-- Begin Dataset rows --
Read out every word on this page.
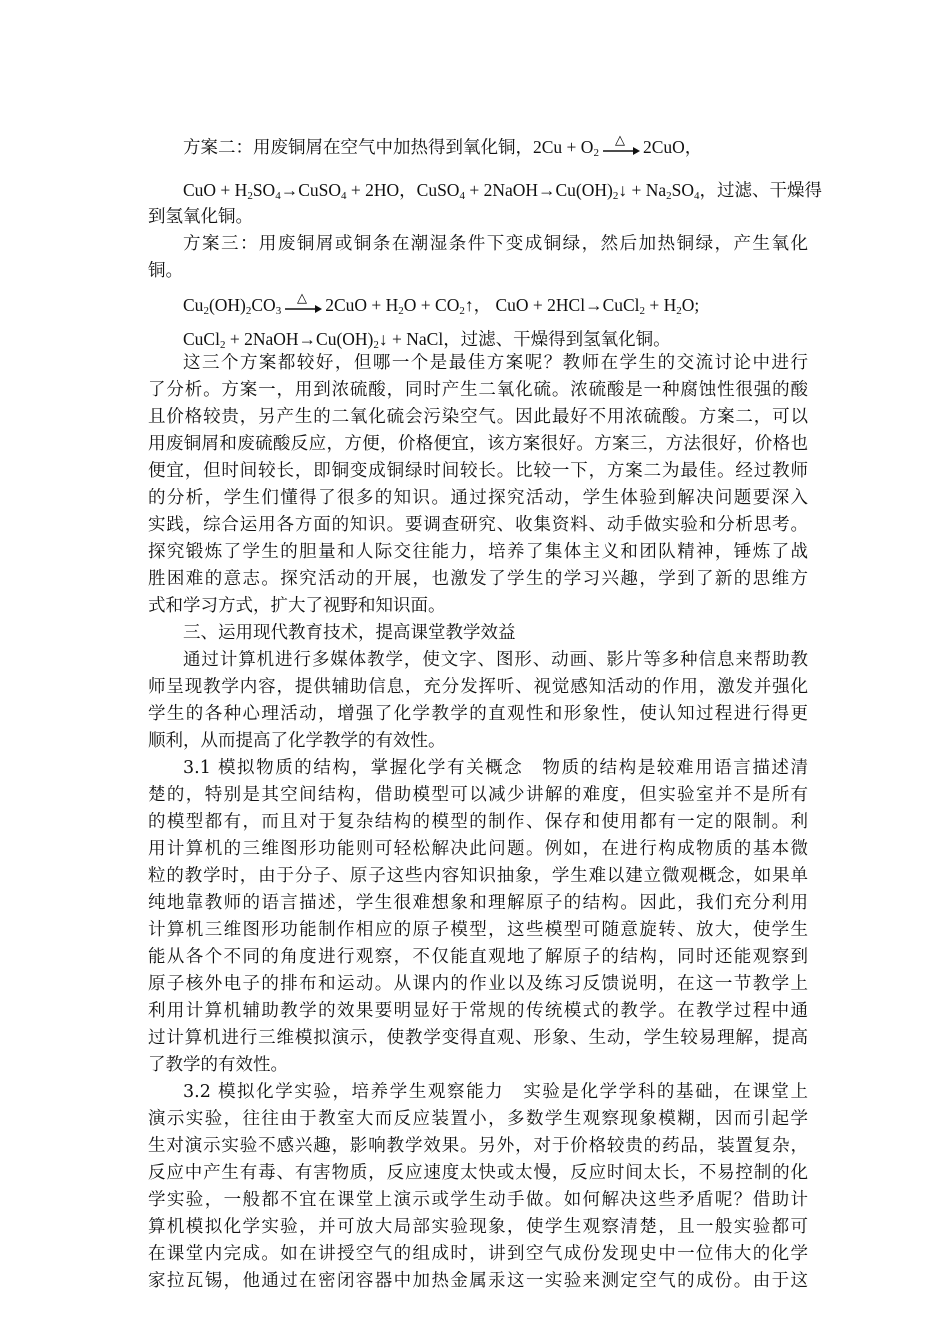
方案二：用废铜屑在空气中加热得到氧化铜，$2Cu + O_2$
△ 2CuO，
CuO + $H_2SO_4\to CuSO_4 + 2HO$，CuSO$_4$ + $2NaOH\to Cu(OH)_2↓ + Na_2SO_4$，过滤、干燥得
到氢氧化铜。
方案三：用废铜屑或铜条在潮湿条件下变成铜绿，然后加热铜绿，产生氧化
铜。
$Cu_2(OH)_2CO_3$
△ $2CuO + H_2O$ + $CO_2↑$， CuO + 2HCl→CuCl$_2$ + $H_2O$;
CuCl$_2$ + $2NaOH\to Cu(OH)_2↓$ + NaCl，过滤、干燥得到氢氧化铜。
这三个方案都较好，但哪一个是最佳方案呢？教师在学生的交流讨论中进行
了分析。方案一，用到浓硫酸，同时产生二氧化硫。浓硫酸是一种腐蚀性很强的酸
且价格较贵，另产生的二氧化硫会污染空气。因此最好不用浓硫酸。方案二，可以
用废铜屑和废硫酸反应，方便，价格便宜，该方案很好。方案三，方法很好，价格也
便宜，但时间较长，即铜变成铜绿时间较长。比较一下，方案二为最佳。经过教师
的分析，学生们懂得了很多的知识。通过探究活动，学生体验到解决问题要深入
实践，综合运用各方面的知识。要调查研究、收集资料、动手做实验和分析思考。
探究锻炼了学生的胆量和人际交往能力，培养了集体主义和团队精神，锤炼了战
胜困难的意志。探究活动的开展，也激发了学生的学习兴趣，学到了新的思维方
式和学习方式，扩大了视野和知识面。
三、运用现代教育技术，提高课堂教学效益
通过计算机进行多媒体教学，使文字、图形、动画、影片等多种信息来帮助教
师呈现教学内容，提供辅助信息，充分发挥听、视觉感知活动的作用，激发并强化
学生的各种心理活动，增强了化学教学的直观性和形象性，使认知过程进行得更
顺利，从而提高了化学教学的有效性。
3.1 模拟物质的结构，掌握化学有关概念　物质的结构是较难用语言描述清
楚的，特别是其空间结构，借助模型可以减少讲解的难度，但实验室并不是所有
的模型都有，而且对于复杂结构的模型的制作、保存和使用都有一定的限制。利
用计算机的三维图形功能则可轻松解决此问题。例如，在进行构成物质的基本微
粒的教学时，由于分子、原子这些内容知识抽象，学生难以建立微观概念，如果单
纯地靠教师的语言描述，学生很难想象和理解原子的结构。因此，我们充分利用
计算机三维图形功能制作相应的原子模型，这些模型可随意旋转、放大，使学生
能从各个不同的角度进行观察，不仅能直观地了解原子的结构，同时还能观察到
原子核外电子的排布和运动。从课内的作业以及练习反馈说明，在这一节教学上
利用计算机辅助教学的效果要明显好于常规的传统模式的教学。在教学过程中通
过计算机进行三维模拟演示，使教学变得直观、形象、生动，学生较易理解，提高
了教学的有效性。
3.2 模拟化学实验，培养学生观察能力　实验是化学学科的基础，在课堂上
演示实验，往往由于教室大而反应装置小，多数学生观察现象模糊，因而引起学
生对演示实验不感兴趣，影响教学效果。另外，对于价格较贵的药品，装置复杂，
反应中产生有毒、有害物质，反应速度太快或太慢，反应时间太长，不易控制的化
学实验，一般都不宜在课堂上演示或学生动手做。如何解决这些矛盾呢？借助计
算机模拟化学实验，并可放大局部实验现象，使学生观察清楚，且一般实验都可
在课堂内完成。如在讲授空气的组成时，讲到空气成份发现史中一位伟大的化学
家拉瓦锡，他通过在密闭容器中加热金属汞这一实验来测定空气的成份。由于这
-- End Dataset rows --
**Request**
Extract all the entries word for word; omit any pictures.

**Exercise answer**
Read out every word on this page.
方案二：用废铜屑在空气中加热得到氧化铜，$2Cu + O_2$
△ 2CuO，
CuO + $H_2SO_4\to CuSO_4 + 2HO$，CuSO$_4$ + $2NaOH\to Cu(OH)_2↓ + Na_2SO_4$，过滤、干燥得
到氢氧化铜。
方案三：用废铜屑或铜条在潮湿条件下变成铜绿，然后加热铜绿，产生氧化
铜。
$Cu_2(OH)_2CO_3$
△ $2CuO + H_2O$ + $CO_2↑$， CuO + 2HCl→CuCl$_2$ + $H_2O$;
CuCl$_2$ + $2NaOH\to Cu(OH)_2↓$ + NaCl，过滤、干燥得到氢氧化铜。
这三个方案都较好，但哪一个是最佳方案呢？教师在学生的交流讨论中进行
了分析。方案一，用到浓硫酸，同时产生二氧化硫。浓硫酸是一种腐蚀性很强的酸
且价格较贵，另产生的二氧化硫会污染空气。因此最好不用浓硫酸。方案二，可以
用废铜屑和废硫酸反应，方便，价格便宜，该方案很好。方案三，方法很好，价格也
便宜，但时间较长，即铜变成铜绿时间较长。比较一下，方案二为最佳。经过教师
的分析，学生们懂得了很多的知识。通过探究活动，学生体验到解决问题要深入
实践，综合运用各方面的知识。要调查研究、收集资料、动手做实验和分析思考。
探究锻炼了学生的胆量和人际交往能力，培养了集体主义和团队精神，锤炼了战
胜困难的意志。探究活动的开展，也激发了学生的学习兴趣，学到了新的思维方
式和学习方式，扩大了视野和知识面。
三、运用现代教育技术，提高课堂教学效益
通过计算机进行多媒体教学，使文字、图形、动画、影片等多种信息来帮助教
师呈现教学内容，提供辅助信息，充分发挥听、视觉感知活动的作用，激发并强化
学生的各种心理活动，增强了化学教学的直观性和形象性，使认知过程进行得更
顺利，从而提高了化学教学的有效性。
3.1 模拟物质的结构，掌握化学有关概念　物质的结构是较难用语言描述清
楚的，特别是其空间结构，借助模型可以减少讲解的难度，但实验室并不是所有
的模型都有，而且对于复杂结构的模型的制作、保存和使用都有一定的限制。利
用计算机的三维图形功能则可轻松解决此问题。例如，在进行构成物质的基本微
粒的教学时，由于分子、原子这些内容知识抽象，学生难以建立微观概念，如果单
纯地靠教师的语言描述，学生很难想象和理解原子的结构。因此，我们充分利用
计算机三维图形功能制作相应的原子模型，这些模型可随意旋转、放大，使学生
能从各个不同的角度进行观察，不仅能直观地了解原子的结构，同时还能观察到
原子核外电子的排布和运动。从课内的作业以及练习反馈说明，在这一节教学上
利用计算机辅助教学的效果要明显好于常规的传统模式的教学。在教学过程中通
过计算机进行三维模拟演示，使教学变得直观、形象、生动，学生较易理解，提高
了教学的有效性。
3.2 模拟化学实验，培养学生观察能力　实验是化学学科的基础，在课堂上
演示实验，往往由于教室大而反应装置小，多数学生观察现象模糊，因而引起学
生对演示实验不感兴趣，影响教学效果。另外，对于价格较贵的药品，装置复杂，
反应中产生有毒、有害物质，反应速度太快或太慢，反应时间太长，不易控制的化
学实验，一般都不宜在课堂上演示或学生动手做。如何解决这些矛盾呢？借助计
算机模拟化学实验，并可放大局部实验现象，使学生观察清楚，且一般实验都可
在课堂内完成。如在讲授空气的组成时，讲到空气成份发现史中一位伟大的化学
家拉瓦锡，他通过在密闭容器中加热金属汞这一实验来测定空气的成份。由于这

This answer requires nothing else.